__Problem to work on__: Below are some entries. Output each one exactly as it appears.

Extracted records
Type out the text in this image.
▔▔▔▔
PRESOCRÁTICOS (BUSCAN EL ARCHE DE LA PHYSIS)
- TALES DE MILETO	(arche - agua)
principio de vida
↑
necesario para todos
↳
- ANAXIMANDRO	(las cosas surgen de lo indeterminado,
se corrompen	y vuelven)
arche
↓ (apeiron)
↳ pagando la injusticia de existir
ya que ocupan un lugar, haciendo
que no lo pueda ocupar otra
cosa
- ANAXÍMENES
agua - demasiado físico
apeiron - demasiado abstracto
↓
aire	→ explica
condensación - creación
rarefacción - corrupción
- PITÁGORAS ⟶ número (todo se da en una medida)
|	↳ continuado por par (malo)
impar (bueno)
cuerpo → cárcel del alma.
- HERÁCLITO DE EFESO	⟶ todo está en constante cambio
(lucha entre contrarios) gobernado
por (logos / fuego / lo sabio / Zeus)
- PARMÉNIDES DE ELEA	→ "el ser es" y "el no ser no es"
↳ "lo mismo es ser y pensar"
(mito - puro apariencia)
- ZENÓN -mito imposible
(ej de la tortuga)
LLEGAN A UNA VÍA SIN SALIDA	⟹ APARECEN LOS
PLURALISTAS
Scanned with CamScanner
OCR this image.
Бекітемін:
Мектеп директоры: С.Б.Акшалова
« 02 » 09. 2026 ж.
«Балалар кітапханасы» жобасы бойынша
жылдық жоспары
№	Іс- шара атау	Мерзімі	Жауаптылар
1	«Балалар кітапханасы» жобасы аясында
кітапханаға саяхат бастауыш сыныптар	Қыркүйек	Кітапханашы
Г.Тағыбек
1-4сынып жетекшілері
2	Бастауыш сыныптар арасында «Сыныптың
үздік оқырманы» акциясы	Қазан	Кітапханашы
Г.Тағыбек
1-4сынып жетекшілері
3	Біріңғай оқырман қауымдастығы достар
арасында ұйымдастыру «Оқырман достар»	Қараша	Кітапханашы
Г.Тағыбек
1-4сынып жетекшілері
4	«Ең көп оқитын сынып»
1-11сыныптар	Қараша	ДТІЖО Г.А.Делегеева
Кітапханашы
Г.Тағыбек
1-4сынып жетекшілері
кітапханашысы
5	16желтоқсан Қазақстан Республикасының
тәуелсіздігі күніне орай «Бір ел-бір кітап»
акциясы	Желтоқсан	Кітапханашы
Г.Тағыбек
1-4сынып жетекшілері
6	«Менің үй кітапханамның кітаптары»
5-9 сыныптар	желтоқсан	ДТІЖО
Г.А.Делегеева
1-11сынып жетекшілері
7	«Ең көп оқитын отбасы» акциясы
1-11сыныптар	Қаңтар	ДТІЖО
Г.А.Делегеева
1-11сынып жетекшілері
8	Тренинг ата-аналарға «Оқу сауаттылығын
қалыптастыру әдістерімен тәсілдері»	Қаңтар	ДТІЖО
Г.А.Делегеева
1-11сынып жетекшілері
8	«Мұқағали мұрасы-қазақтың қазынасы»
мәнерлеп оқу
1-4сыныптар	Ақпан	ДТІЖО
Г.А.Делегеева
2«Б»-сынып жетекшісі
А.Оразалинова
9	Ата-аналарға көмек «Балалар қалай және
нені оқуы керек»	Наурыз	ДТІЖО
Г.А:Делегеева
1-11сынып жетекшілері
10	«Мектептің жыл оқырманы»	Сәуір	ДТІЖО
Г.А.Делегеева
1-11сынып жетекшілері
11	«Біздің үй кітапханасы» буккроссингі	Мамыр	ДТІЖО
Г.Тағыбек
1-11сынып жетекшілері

__Solution__:
Type out the text in this image.
▔▔▔▔
PRESOCRÁTICOS (BUSCAN EL ARCHE DE LA PHYSIS)
- TALES DE MILETO	(arche - agua)
principio de vida
↑
necesario para todos
↳
- ANAXIMANDRO	(las cosas surgen de lo indeterminado,
se corrompen	y vuelven)
arche
↓ (apeiron)
↳ pagando la injusticia de existir
ya que ocupan un lugar, haciendo
que no lo pueda ocupar otra
cosa
- ANAXÍMENES
agua - demasiado físico
apeiron - demasiado abstracto
↓
aire	→ explica
condensación - creación
rarefacción - corrupción
- PITÁGORAS ⟶ número (todo se da en una medida)
|	↳ continuado por par (malo)
impar (bueno)
cuerpo → cárcel del alma.
- HERÁCLITO DE EFESO	⟶ todo está en constante cambio
(lucha entre contrarios) gobernado
por (logos / fuego / lo sabio / Zeus)
- PARMÉNIDES DE ELEA	→ "el ser es" y "el no ser no es"
↳ "lo mismo es ser y pensar"
(mito - puro apariencia)
- ZENÓN -mito imposible
(ej de la tortuga)
LLEGAN A UNA VÍA SIN SALIDA	⟹ APARECEN LOS
PLURALISTAS
Scanned with CamScanner
OCR this image.
Бекітемін:
Мектеп директоры: С.Б.Акшалова
« 02 » 09. 2026 ж.
«Балалар кітапханасы» жобасы бойынша
жылдық жоспары
№	Іс- шара атау	Мерзімі	Жауаптылар
1	«Балалар кітапханасы» жобасы аясында
кітапханаға саяхат бастауыш сыныптар	Қыркүйек	Кітапханашы
Г.Тағыбек
1-4сынып жетекшілері
2	Бастауыш сыныптар арасында «Сыныптың
үздік оқырманы» акциясы	Қазан	Кітапханашы
Г.Тағыбек
1-4сынып жетекшілері
3	Біріңғай оқырман қауымдастығы достар
арасында ұйымдастыру «Оқырман достар»	Қараша	Кітапханашы
Г.Тағыбек
1-4сынып жетекшілері
4	«Ең көп оқитын сынып»
1-11сыныптар	Қараша	ДТІЖО Г.А.Делегеева
Кітапханашы
Г.Тағыбек
1-4сынып жетекшілері
кітапханашысы
5	16желтоқсан Қазақстан Республикасының
тәуелсіздігі күніне орай «Бір ел-бір кітап»
акциясы	Желтоқсан	Кітапханашы
Г.Тағыбек
1-4сынып жетекшілері
6	«Менің үй кітапханамның кітаптары»
5-9 сыныптар	желтоқсан	ДТІЖО
Г.А.Делегеева
1-11сынып жетекшілері
7	«Ең көп оқитын отбасы» акциясы
1-11сыныптар	Қаңтар	ДТІЖО
Г.А.Делегеева
1-11сынып жетекшілері
8	Тренинг ата-аналарға «Оқу сауаттылығын
қалыптастыру әдістерімен тәсілдері»	Қаңтар	ДТІЖО
Г.А.Делегеева
1-11сынып жетекшілері
8	«Мұқағали мұрасы-қазақтың қазынасы»
мәнерлеп оқу
1-4сыныптар	Ақпан	ДТІЖО
Г.А.Делегеева
2«Б»-сынып жетекшісі
А.Оразалинова
9	Ата-аналарға көмек «Балалар қалай және
нені оқуы керек»	Наурыз	ДТІЖО
Г.А:Делегеева
1-11сынып жетекшілері
10	«Мектептің жыл оқырманы»	Сәуір	ДТІЖО
Г.А.Делегеева
1-11сынып жетекшілері
11	«Біздің үй кітапханасы» буккроссингі	Мамыр	ДТІЖО
Г.Тағыбек
1-11сынып жетекшілері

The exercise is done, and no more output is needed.